AIM OF THE EXERCISE => How many of the lines that follow contain the word "dataset"? Give only the number.

DATA ROWS =>

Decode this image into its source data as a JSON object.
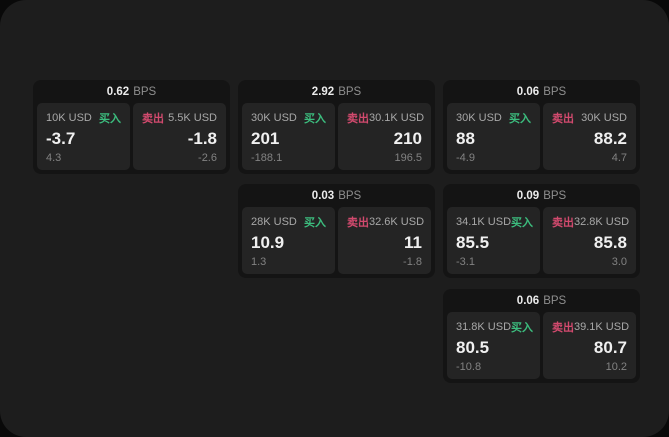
{
  "theme": {
    "backdrop_color": "#090909",
    "panel_color": "#1d1d1d",
    "card_color": "#141414",
    "tile_color": "#242424",
    "buy_color": "#3cbd7e",
    "sell_color": "#d24a6e",
    "text_primary": "#f0f0f0",
    "text_secondary": "#a8a8a8",
    "text_muted": "#828282"
  },
  "labels": {
    "bps_unit": "BPS",
    "buy": "买入",
    "sell": "卖出"
  },
  "cards": [
    {
      "bps": "0.62",
      "buy": {
        "amount": "10K USD",
        "price": "-3.7",
        "delta": "4.3"
      },
      "sell": {
        "amount": "5.5K USD",
        "price": "-1.8",
        "delta": "-2.6"
      }
    },
    {
      "bps": "2.92",
      "buy": {
        "amount": "30K USD",
        "price": "201",
        "delta": "-188.1"
      },
      "sell": {
        "amount": "30.1K USD",
        "price": "210",
        "delta": "196.5"
      }
    },
    {
      "bps": "0.06",
      "buy": {
        "amount": "30K USD",
        "price": "88",
        "delta": "-4.9"
      },
      "sell": {
        "amount": "30K USD",
        "price": "88.2",
        "delta": "4.7"
      }
    },
    {
      "bps": "0.03",
      "buy": {
        "amount": "28K USD",
        "price": "10.9",
        "delta": "1.3"
      },
      "sell": {
        "amount": "32.6K USD",
        "price": "11",
        "delta": "-1.8"
      }
    },
    {
      "bps": "0.09",
      "buy": {
        "amount": "34.1K USD",
        "price": "85.5",
        "delta": "-3.1"
      },
      "sell": {
        "amount": "32.8K USD",
        "price": "85.8",
        "delta": "3.0"
      }
    },
    {
      "bps": "0.06",
      "buy": {
        "amount": "31.8K USD",
        "price": "80.5",
        "delta": "-10.8"
      },
      "sell": {
        "amount": "39.1K USD",
        "price": "80.7",
        "delta": "10.2"
      }
    }
  ]
}
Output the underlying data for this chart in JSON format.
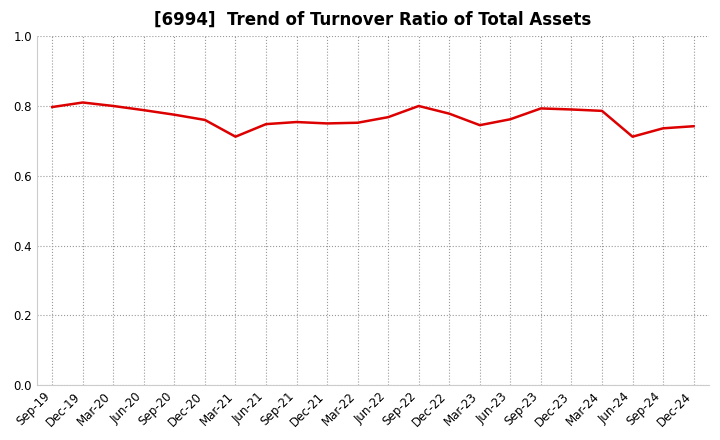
{
  "title": "[6994]  Trend of Turnover Ratio of Total Assets",
  "labels": [
    "Sep-19",
    "Dec-19",
    "Mar-20",
    "Jun-20",
    "Sep-20",
    "Dec-20",
    "Mar-21",
    "Jun-21",
    "Sep-21",
    "Dec-21",
    "Mar-22",
    "Jun-22",
    "Sep-22",
    "Dec-22",
    "Mar-23",
    "Jun-23",
    "Sep-23",
    "Dec-23",
    "Mar-24",
    "Jun-24",
    "Sep-24",
    "Dec-24"
  ],
  "values": [
    0.797,
    0.81,
    0.8,
    0.788,
    0.775,
    0.76,
    0.712,
    0.748,
    0.754,
    0.75,
    0.752,
    0.768,
    0.8,
    0.778,
    0.745,
    0.762,
    0.793,
    0.79,
    0.786,
    0.712,
    0.736,
    0.742
  ],
  "line_color": "#dd0000",
  "ylim": [
    0.0,
    1.0
  ],
  "yticks": [
    0.0,
    0.2,
    0.4,
    0.6,
    0.8,
    1.0
  ],
  "grid_color": "#999999",
  "bg_color": "#ffffff",
  "title_fontsize": 12,
  "tick_fontsize": 8.5,
  "line_width": 1.8
}
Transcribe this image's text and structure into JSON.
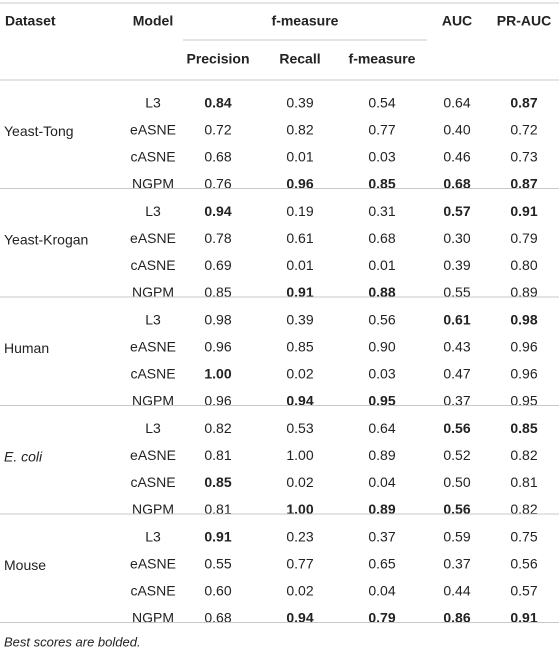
{
  "table": {
    "header": {
      "dataset": "Dataset",
      "model": "Model",
      "group": "f-measure",
      "columns": [
        "Precision",
        "Recall",
        "f-measure"
      ],
      "auc": "AUC",
      "prauc": "PR-AUC"
    },
    "groups": [
      {
        "dataset": "Yeast-Tong",
        "italic": false,
        "rows": [
          {
            "model": "L3",
            "cells": [
              "0.84",
              "0.39",
              "0.54",
              "0.64",
              "0.87"
            ],
            "bold": [
              true,
              false,
              false,
              false,
              true
            ]
          },
          {
            "model": "eASNE",
            "cells": [
              "0.72",
              "0.82",
              "0.77",
              "0.40",
              "0.72"
            ],
            "bold": [
              false,
              false,
              false,
              false,
              false
            ]
          },
          {
            "model": "cASNE",
            "cells": [
              "0.68",
              "0.01",
              "0.03",
              "0.46",
              "0.73"
            ],
            "bold": [
              false,
              false,
              false,
              false,
              false
            ]
          },
          {
            "model": "NGPM",
            "cells": [
              "0.76",
              "0.96",
              "0.85",
              "0.68",
              "0.87"
            ],
            "bold": [
              false,
              true,
              true,
              true,
              true
            ]
          }
        ]
      },
      {
        "dataset": "Yeast-Krogan",
        "italic": false,
        "rows": [
          {
            "model": "L3",
            "cells": [
              "0.94",
              "0.19",
              "0.31",
              "0.57",
              "0.91"
            ],
            "bold": [
              true,
              false,
              false,
              true,
              true
            ]
          },
          {
            "model": "eASNE",
            "cells": [
              "0.78",
              "0.61",
              "0.68",
              "0.30",
              "0.79"
            ],
            "bold": [
              false,
              false,
              false,
              false,
              false
            ]
          },
          {
            "model": "cASNE",
            "cells": [
              "0.69",
              "0.01",
              "0.01",
              "0.39",
              "0.80"
            ],
            "bold": [
              false,
              false,
              false,
              false,
              false
            ]
          },
          {
            "model": "NGPM",
            "cells": [
              "0.85",
              "0.91",
              "0.88",
              "0.55",
              "0.89"
            ],
            "bold": [
              false,
              true,
              true,
              false,
              false
            ]
          }
        ]
      },
      {
        "dataset": "Human",
        "italic": false,
        "rows": [
          {
            "model": "L3",
            "cells": [
              "0.98",
              "0.39",
              "0.56",
              "0.61",
              "0.98"
            ],
            "bold": [
              false,
              false,
              false,
              true,
              true
            ]
          },
          {
            "model": "eASNE",
            "cells": [
              "0.96",
              "0.85",
              "0.90",
              "0.43",
              "0.96"
            ],
            "bold": [
              false,
              false,
              false,
              false,
              false
            ]
          },
          {
            "model": "cASNE",
            "cells": [
              "1.00",
              "0.02",
              "0.03",
              "0.47",
              "0.96"
            ],
            "bold": [
              true,
              false,
              false,
              false,
              false
            ]
          },
          {
            "model": "NGPM",
            "cells": [
              "0.96",
              "0.94",
              "0.95",
              "0.37",
              "0.95"
            ],
            "bold": [
              false,
              true,
              true,
              false,
              false
            ]
          }
        ]
      },
      {
        "dataset": "E. coli",
        "italic": true,
        "rows": [
          {
            "model": "L3",
            "cells": [
              "0.82",
              "0.53",
              "0.64",
              "0.56",
              "0.85"
            ],
            "bold": [
              false,
              false,
              false,
              true,
              true
            ]
          },
          {
            "model": "eASNE",
            "cells": [
              "0.81",
              "1.00",
              "0.89",
              "0.52",
              "0.82"
            ],
            "bold": [
              false,
              false,
              false,
              false,
              false
            ]
          },
          {
            "model": "cASNE",
            "cells": [
              "0.85",
              "0.02",
              "0.04",
              "0.50",
              "0.81"
            ],
            "bold": [
              true,
              false,
              false,
              false,
              false
            ]
          },
          {
            "model": "NGPM",
            "cells": [
              "0.81",
              "1.00",
              "0.89",
              "0.56",
              "0.82"
            ],
            "bold": [
              false,
              true,
              true,
              true,
              false
            ]
          }
        ]
      },
      {
        "dataset": "Mouse",
        "italic": false,
        "rows": [
          {
            "model": "L3",
            "cells": [
              "0.91",
              "0.23",
              "0.37",
              "0.59",
              "0.75"
            ],
            "bold": [
              true,
              false,
              false,
              false,
              false
            ]
          },
          {
            "model": "eASNE",
            "cells": [
              "0.55",
              "0.77",
              "0.65",
              "0.37",
              "0.56"
            ],
            "bold": [
              false,
              false,
              false,
              false,
              false
            ]
          },
          {
            "model": "cASNE",
            "cells": [
              "0.60",
              "0.02",
              "0.04",
              "0.44",
              "0.57"
            ],
            "bold": [
              false,
              false,
              false,
              false,
              false
            ]
          },
          {
            "model": "NGPM",
            "cells": [
              "0.68",
              "0.94",
              "0.79",
              "0.86",
              "0.91"
            ],
            "bold": [
              false,
              true,
              true,
              true,
              true
            ]
          }
        ]
      }
    ],
    "footnote": "Best scores are bolded."
  }
}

WRITTEN SOLUTION => 6